- _What is asked_
Look through the material below and give the number of lines holding "Caribeño", with no other words.

- _Collection entries_
--- start ---
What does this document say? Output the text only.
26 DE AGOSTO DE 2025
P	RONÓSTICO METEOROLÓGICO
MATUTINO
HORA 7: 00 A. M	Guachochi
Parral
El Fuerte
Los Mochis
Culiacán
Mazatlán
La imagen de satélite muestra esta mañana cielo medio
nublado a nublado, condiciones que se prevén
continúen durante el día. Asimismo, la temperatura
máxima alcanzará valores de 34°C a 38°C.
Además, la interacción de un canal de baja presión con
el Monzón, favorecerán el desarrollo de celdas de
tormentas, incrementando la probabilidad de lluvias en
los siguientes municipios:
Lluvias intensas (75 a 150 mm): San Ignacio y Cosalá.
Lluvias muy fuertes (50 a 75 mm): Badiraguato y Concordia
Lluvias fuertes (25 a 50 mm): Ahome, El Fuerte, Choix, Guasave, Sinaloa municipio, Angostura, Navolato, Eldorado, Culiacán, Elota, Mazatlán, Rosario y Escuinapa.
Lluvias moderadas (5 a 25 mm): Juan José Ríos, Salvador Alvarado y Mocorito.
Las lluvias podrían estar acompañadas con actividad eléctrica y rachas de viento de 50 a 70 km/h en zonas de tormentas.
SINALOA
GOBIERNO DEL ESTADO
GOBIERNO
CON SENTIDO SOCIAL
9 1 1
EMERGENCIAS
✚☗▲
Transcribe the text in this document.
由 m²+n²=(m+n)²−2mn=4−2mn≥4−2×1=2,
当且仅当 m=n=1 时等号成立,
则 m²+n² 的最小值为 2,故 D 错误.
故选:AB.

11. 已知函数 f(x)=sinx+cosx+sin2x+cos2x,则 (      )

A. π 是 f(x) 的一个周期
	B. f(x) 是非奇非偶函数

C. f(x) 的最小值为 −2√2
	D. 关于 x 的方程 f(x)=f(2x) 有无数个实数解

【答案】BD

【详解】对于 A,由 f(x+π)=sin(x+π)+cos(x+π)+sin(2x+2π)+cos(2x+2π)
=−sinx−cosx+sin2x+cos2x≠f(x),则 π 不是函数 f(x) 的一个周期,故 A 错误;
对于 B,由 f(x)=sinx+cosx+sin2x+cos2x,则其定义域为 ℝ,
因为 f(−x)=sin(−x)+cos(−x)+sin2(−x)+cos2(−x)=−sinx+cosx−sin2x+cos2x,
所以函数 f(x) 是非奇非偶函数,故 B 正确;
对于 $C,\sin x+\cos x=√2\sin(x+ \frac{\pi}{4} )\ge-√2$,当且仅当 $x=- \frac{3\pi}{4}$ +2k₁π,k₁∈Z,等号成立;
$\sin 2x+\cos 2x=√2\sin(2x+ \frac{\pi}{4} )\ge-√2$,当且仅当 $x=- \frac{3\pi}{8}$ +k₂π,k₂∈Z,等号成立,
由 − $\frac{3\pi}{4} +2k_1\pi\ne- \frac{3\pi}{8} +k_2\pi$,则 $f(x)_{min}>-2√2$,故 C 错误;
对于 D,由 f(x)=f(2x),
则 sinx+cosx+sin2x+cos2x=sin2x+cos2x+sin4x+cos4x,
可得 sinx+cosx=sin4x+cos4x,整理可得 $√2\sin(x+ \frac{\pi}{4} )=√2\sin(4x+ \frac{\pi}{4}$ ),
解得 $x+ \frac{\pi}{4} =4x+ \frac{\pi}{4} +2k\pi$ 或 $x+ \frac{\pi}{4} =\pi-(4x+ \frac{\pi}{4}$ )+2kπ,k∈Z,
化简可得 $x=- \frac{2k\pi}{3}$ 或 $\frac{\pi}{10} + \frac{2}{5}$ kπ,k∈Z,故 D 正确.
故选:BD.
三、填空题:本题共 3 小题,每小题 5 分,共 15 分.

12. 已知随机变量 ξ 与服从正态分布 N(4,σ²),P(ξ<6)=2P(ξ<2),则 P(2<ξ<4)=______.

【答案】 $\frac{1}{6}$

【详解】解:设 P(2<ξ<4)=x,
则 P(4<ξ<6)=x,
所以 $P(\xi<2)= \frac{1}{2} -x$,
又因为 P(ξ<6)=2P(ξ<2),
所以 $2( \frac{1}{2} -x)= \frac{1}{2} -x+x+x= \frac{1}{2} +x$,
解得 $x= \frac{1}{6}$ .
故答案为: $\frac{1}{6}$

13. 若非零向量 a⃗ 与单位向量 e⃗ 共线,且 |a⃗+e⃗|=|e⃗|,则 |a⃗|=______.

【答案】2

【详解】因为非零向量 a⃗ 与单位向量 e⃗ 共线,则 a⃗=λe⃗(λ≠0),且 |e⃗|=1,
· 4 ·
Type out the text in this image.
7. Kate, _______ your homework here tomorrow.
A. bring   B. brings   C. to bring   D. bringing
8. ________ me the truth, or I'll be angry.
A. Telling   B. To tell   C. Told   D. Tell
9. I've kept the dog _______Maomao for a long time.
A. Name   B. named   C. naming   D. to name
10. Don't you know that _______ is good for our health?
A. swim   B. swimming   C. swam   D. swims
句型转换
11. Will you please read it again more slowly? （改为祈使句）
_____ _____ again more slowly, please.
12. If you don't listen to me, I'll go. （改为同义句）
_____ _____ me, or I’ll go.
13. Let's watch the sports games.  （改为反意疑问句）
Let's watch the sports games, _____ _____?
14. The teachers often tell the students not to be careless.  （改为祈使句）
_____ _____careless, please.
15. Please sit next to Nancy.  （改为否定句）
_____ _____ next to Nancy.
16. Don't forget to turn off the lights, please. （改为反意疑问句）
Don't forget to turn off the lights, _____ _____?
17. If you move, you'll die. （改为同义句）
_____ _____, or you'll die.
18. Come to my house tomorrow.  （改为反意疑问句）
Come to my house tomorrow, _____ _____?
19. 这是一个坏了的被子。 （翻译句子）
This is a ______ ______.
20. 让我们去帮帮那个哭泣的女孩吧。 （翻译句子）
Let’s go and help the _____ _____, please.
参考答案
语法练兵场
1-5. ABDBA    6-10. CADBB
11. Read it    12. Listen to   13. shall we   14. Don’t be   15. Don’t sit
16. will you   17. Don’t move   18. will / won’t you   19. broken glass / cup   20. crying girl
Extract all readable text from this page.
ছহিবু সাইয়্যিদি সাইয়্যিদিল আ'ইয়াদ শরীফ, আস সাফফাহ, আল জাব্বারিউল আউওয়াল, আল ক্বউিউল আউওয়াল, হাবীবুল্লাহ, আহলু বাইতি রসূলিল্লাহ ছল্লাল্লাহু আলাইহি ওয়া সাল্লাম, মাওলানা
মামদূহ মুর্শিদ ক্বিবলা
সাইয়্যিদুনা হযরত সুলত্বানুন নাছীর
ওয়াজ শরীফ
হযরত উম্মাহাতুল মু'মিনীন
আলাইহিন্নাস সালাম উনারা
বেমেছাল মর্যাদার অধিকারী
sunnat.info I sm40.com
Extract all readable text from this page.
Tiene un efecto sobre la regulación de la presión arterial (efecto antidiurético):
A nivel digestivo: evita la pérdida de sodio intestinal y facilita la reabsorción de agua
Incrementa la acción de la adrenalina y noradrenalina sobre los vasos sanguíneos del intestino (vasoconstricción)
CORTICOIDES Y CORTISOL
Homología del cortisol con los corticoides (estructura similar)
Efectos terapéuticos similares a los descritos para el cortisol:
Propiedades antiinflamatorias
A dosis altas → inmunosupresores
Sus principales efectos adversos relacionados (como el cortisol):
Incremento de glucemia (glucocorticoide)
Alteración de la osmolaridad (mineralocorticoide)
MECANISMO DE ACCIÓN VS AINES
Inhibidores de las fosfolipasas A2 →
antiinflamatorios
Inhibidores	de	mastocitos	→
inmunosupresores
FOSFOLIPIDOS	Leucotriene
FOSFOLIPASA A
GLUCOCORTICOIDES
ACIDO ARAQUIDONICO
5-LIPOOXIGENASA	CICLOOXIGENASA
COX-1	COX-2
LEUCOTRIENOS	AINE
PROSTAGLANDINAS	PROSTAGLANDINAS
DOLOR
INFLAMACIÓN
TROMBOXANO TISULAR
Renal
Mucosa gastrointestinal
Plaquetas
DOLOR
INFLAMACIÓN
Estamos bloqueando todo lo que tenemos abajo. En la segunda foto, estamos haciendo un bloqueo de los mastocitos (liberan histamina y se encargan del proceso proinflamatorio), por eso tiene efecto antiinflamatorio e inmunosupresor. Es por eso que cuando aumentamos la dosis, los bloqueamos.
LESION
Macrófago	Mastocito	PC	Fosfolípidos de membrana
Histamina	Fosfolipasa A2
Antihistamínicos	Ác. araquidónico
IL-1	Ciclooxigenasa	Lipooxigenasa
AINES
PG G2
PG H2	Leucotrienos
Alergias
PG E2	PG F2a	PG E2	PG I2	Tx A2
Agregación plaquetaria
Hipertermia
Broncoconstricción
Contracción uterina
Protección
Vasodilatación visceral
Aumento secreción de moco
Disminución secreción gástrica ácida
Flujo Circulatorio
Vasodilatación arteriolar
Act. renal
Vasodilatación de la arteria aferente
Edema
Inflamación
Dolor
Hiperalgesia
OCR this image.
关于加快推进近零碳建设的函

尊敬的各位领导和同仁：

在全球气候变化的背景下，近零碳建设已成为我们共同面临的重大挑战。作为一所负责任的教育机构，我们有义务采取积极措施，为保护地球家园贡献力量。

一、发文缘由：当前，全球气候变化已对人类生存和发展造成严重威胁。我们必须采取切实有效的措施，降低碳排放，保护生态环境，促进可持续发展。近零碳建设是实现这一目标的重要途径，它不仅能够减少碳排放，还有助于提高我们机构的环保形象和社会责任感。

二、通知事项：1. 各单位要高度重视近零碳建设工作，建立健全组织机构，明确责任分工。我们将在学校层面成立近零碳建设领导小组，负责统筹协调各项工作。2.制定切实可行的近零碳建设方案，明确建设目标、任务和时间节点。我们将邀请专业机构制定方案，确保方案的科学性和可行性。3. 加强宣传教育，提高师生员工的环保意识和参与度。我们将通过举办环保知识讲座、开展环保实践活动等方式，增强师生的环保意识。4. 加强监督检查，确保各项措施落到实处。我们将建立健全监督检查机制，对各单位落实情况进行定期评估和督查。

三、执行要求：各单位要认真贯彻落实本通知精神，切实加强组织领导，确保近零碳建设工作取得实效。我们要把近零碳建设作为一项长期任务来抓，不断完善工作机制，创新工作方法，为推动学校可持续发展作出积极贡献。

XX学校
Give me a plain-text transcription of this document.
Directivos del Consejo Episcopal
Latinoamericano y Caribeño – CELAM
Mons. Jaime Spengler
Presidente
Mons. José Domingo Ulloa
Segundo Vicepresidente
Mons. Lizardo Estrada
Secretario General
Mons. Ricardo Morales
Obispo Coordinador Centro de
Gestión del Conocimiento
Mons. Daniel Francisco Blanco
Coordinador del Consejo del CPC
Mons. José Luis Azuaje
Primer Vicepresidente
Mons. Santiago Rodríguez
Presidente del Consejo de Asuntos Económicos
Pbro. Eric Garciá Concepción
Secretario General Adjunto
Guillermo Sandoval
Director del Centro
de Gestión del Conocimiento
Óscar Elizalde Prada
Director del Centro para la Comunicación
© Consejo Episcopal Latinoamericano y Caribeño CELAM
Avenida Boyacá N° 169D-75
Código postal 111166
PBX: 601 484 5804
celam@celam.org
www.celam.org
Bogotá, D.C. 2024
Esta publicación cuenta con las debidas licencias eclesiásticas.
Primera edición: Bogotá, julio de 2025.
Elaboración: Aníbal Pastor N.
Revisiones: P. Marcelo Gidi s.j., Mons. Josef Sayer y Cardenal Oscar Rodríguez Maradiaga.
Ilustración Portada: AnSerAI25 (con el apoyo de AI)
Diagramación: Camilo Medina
--- end ---
- _Answer to the problem_
2